▶ Challenge: Your task is to repeat the entries exactly. Leave the pictures out.

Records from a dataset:
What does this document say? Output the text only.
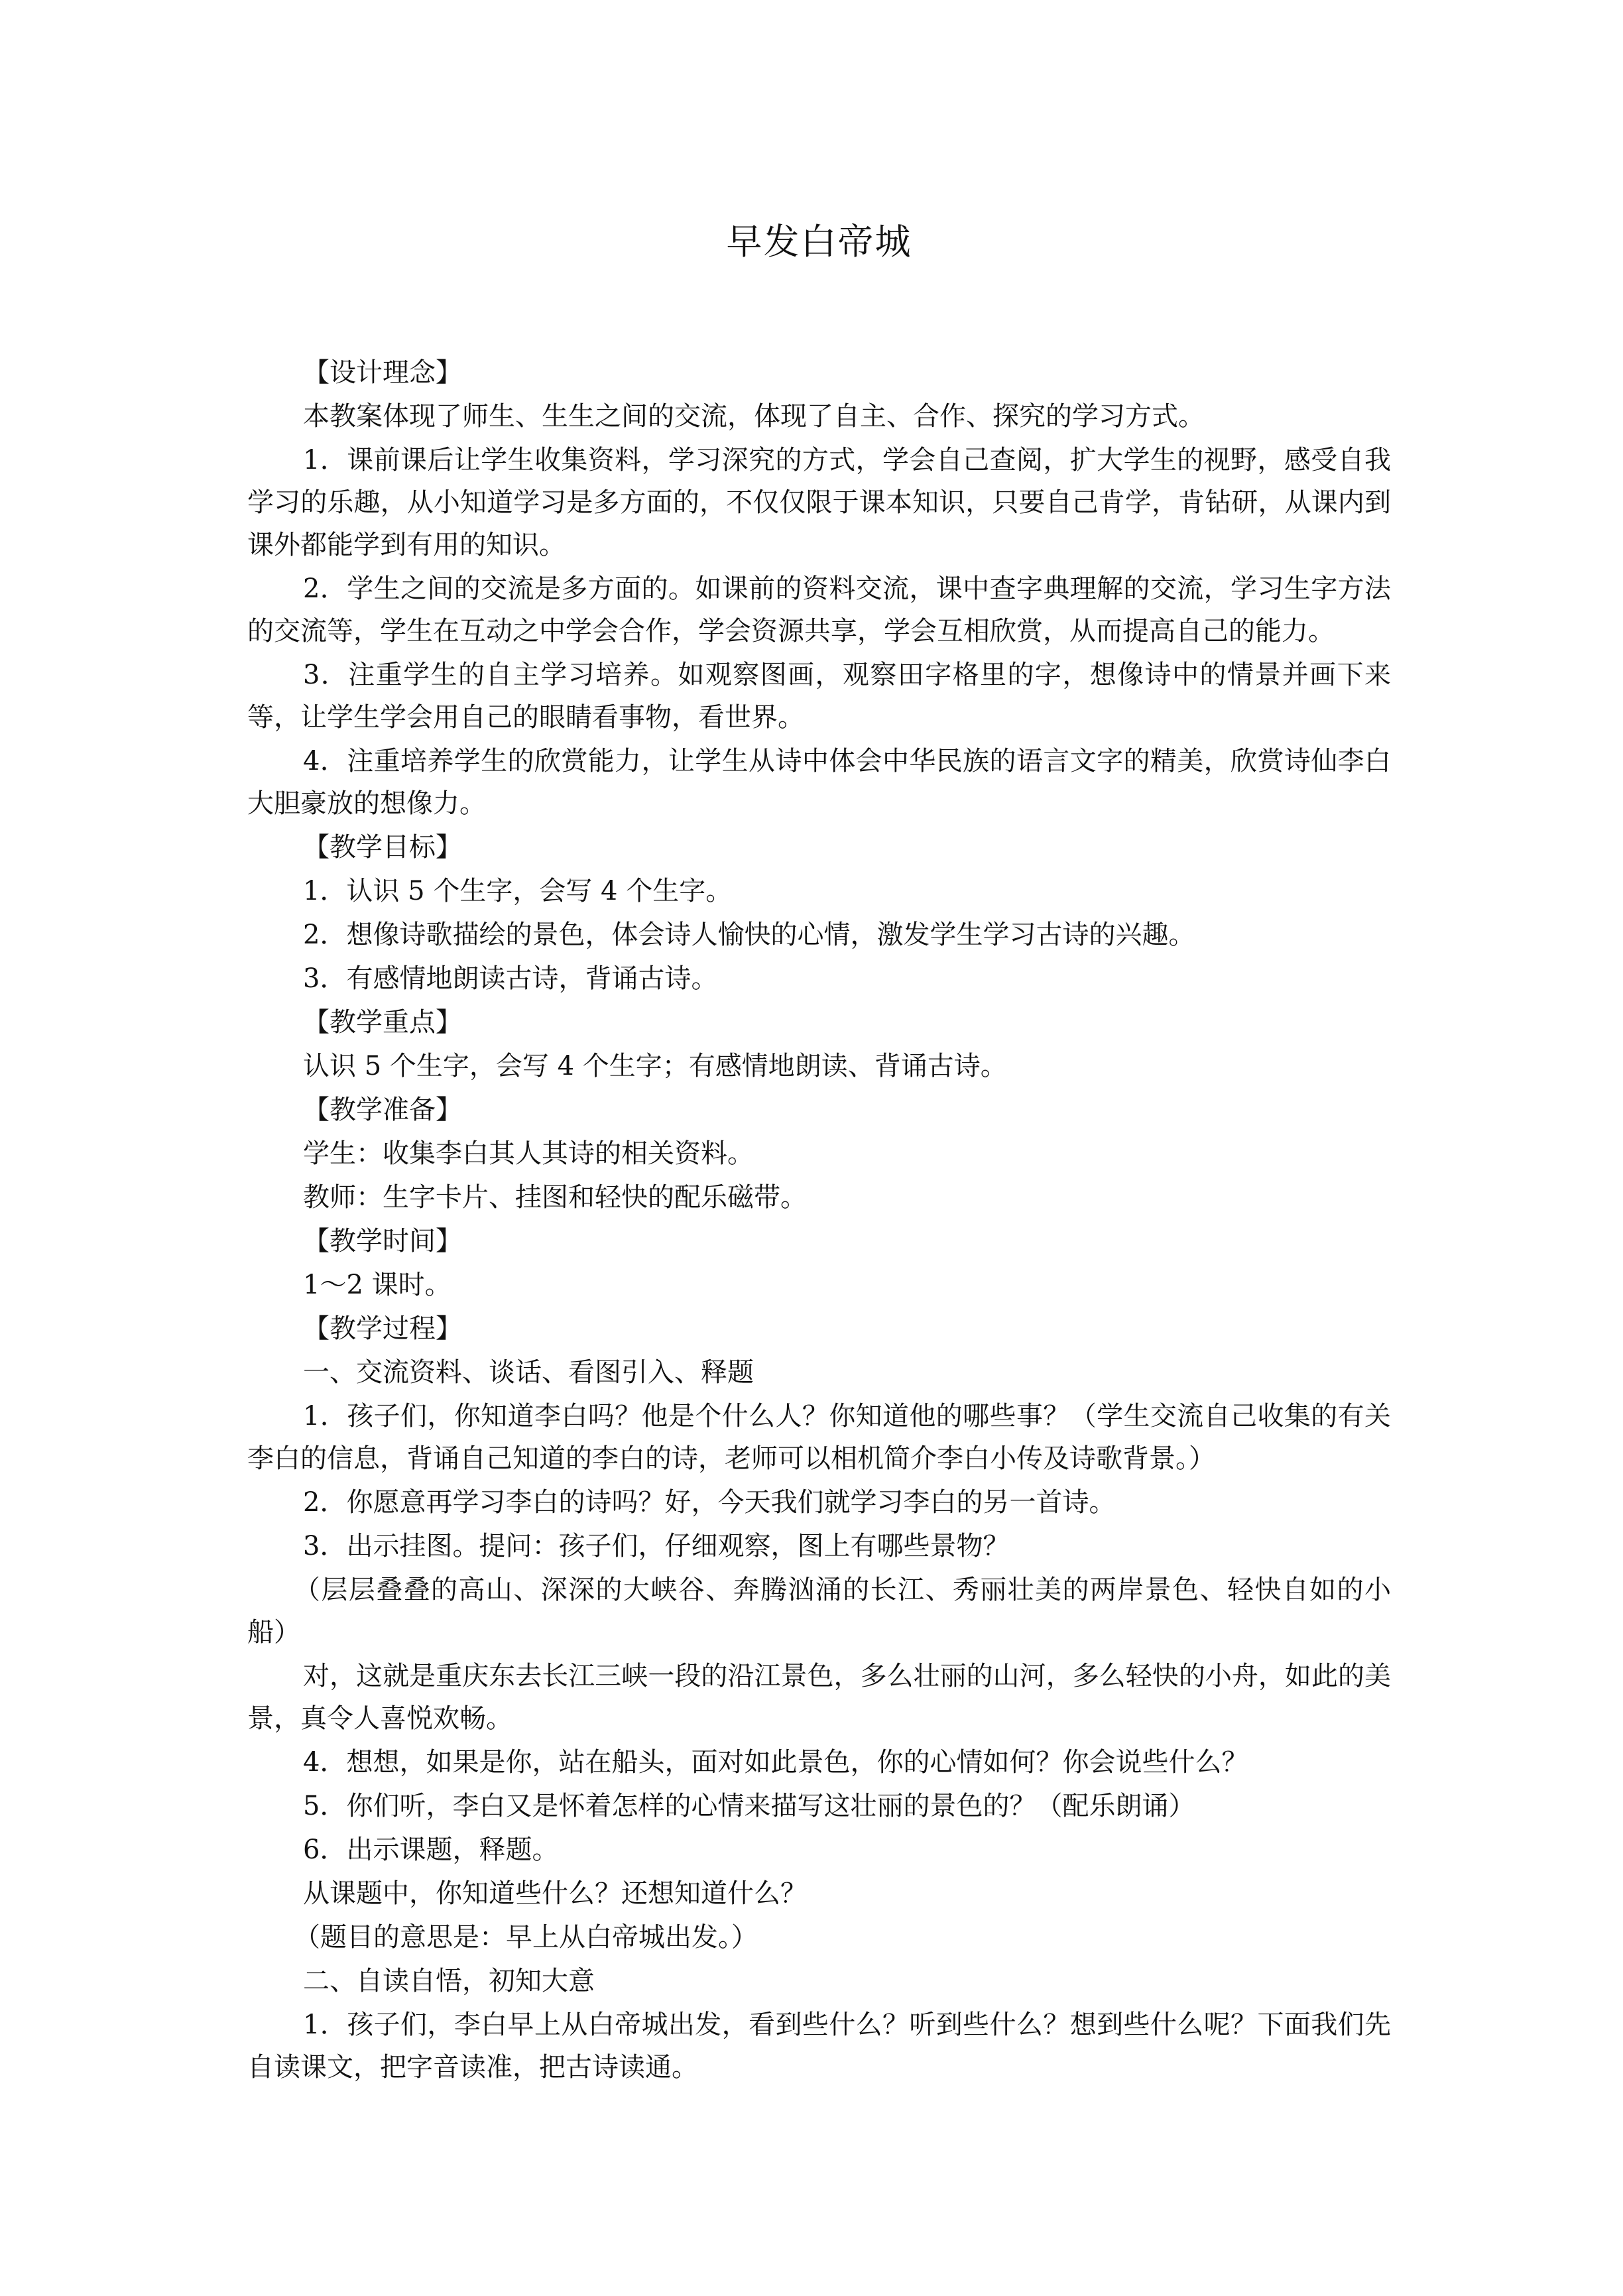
早发白帝城

【设计理念】

本教案体现了师生、生生之间的交流，体现了自主、合作、探究的学习方式。

1．课前课后让学生收集资料，学习深究的方式，学会自己查阅，扩大学生的视野，感受自我学习的乐趣，从小知道学习是多方面的，不仅仅限于课本知识，只要自己肯学，肯钻研，从课内到课外都能学到有用的知识。

2．学生之间的交流是多方面的。如课前的资料交流，课中查字典理解的交流，学习生字方法的交流等，学生在互动之中学会合作，学会资源共享，学会互相欣赏，从而提高自己的能力。

3．注重学生的自主学习培养。如观察图画，观察田字格里的字，想像诗中的情景并画下来等，让学生学会用自己的眼睛看事物，看世界。

4．注重培养学生的欣赏能力，让学生从诗中体会中华民族的语言文字的精美，欣赏诗仙李白大胆豪放的想像力。

【教学目标】

1．认识 5 个生字，会写 4 个生字。

2．想像诗歌描绘的景色，体会诗人愉快的心情，激发学生学习古诗的兴趣。

3．有感情地朗读古诗，背诵古诗。

【教学重点】

认识 5 个生字，会写 4 个生字；有感情地朗读、背诵古诗。

【教学准备】

学生：收集李白其人其诗的相关资料。

教师：生字卡片、挂图和轻快的配乐磁带。

【教学时间】

1～2 课时。

【教学过程】

一、交流资料、谈话、看图引入、释题

1．孩子们，你知道李白吗？他是个什么人？你知道他的哪些事？（学生交流自己收集的有关李白的信息，背诵自己知道的李白的诗，老师可以相机简介李白小传及诗歌背景。）

2．你愿意再学习李白的诗吗？好，今天我们就学习李白的另一首诗。

3．出示挂图。提问：孩子们，仔细观察，图上有哪些景物？

（层层叠叠的高山、深深的大峡谷、奔腾汹涌的长江、秀丽壮美的两岸景色、轻快自如的小船）

对，这就是重庆东去长江三峡一段的沿江景色，多么壮丽的山河，多么轻快的小舟，如此的美景，真令人喜悦欢畅。

4．想想，如果是你，站在船头，面对如此景色，你的心情如何？你会说些什么？

5．你们听，李白又是怀着怎样的心情来描写这壮丽的景色的？（配乐朗诵）

6．出示课题，释题。

从课题中，你知道些什么？还想知道什么？

（题目的意思是：早上从白帝城出发。）

二、自读自悟，初知大意

1．孩子们，李白早上从白帝城出发，看到些什么？听到些什么？想到些什么呢？下面我们先自读课文，把字音读准，把古诗读通。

▶ Solution to this task:
What does this document say? Output the text only.
早发白帝城

【设计理念】

本教案体现了师生、生生之间的交流，体现了自主、合作、探究的学习方式。

1．课前课后让学生收集资料，学习深究的方式，学会自己查阅，扩大学生的视野，感受自我学习的乐趣，从小知道学习是多方面的，不仅仅限于课本知识，只要自己肯学，肯钻研，从课内到课外都能学到有用的知识。

2．学生之间的交流是多方面的。如课前的资料交流，课中查字典理解的交流，学习生字方法的交流等，学生在互动之中学会合作，学会资源共享，学会互相欣赏，从而提高自己的能力。

3．注重学生的自主学习培养。如观察图画，观察田字格里的字，想像诗中的情景并画下来等，让学生学会用自己的眼睛看事物，看世界。

4．注重培养学生的欣赏能力，让学生从诗中体会中华民族的语言文字的精美，欣赏诗仙李白大胆豪放的想像力。

【教学目标】

1．认识 5 个生字，会写 4 个生字。

2．想像诗歌描绘的景色，体会诗人愉快的心情，激发学生学习古诗的兴趣。

3．有感情地朗读古诗，背诵古诗。

【教学重点】

认识 5 个生字，会写 4 个生字；有感情地朗读、背诵古诗。

【教学准备】

学生：收集李白其人其诗的相关资料。

教师：生字卡片、挂图和轻快的配乐磁带。

【教学时间】

1～2 课时。

【教学过程】

一、交流资料、谈话、看图引入、释题

1．孩子们，你知道李白吗？他是个什么人？你知道他的哪些事？（学生交流自己收集的有关李白的信息，背诵自己知道的李白的诗，老师可以相机简介李白小传及诗歌背景。）

2．你愿意再学习李白的诗吗？好，今天我们就学习李白的另一首诗。

3．出示挂图。提问：孩子们，仔细观察，图上有哪些景物？

（层层叠叠的高山、深深的大峡谷、奔腾汹涌的长江、秀丽壮美的两岸景色、轻快自如的小船）

对，这就是重庆东去长江三峡一段的沿江景色，多么壮丽的山河，多么轻快的小舟，如此的美景，真令人喜悦欢畅。

4．想想，如果是你，站在船头，面对如此景色，你的心情如何？你会说些什么？

5．你们听，李白又是怀着怎样的心情来描写这壮丽的景色的？（配乐朗诵）

6．出示课题，释题。

从课题中，你知道些什么？还想知道什么？

（题目的意思是：早上从白帝城出发。）

二、自读自悟，初知大意

1．孩子们，李白早上从白帝城出发，看到些什么？听到些什么？想到些什么呢？下面我们先自读课文，把字音读准，把古诗读通。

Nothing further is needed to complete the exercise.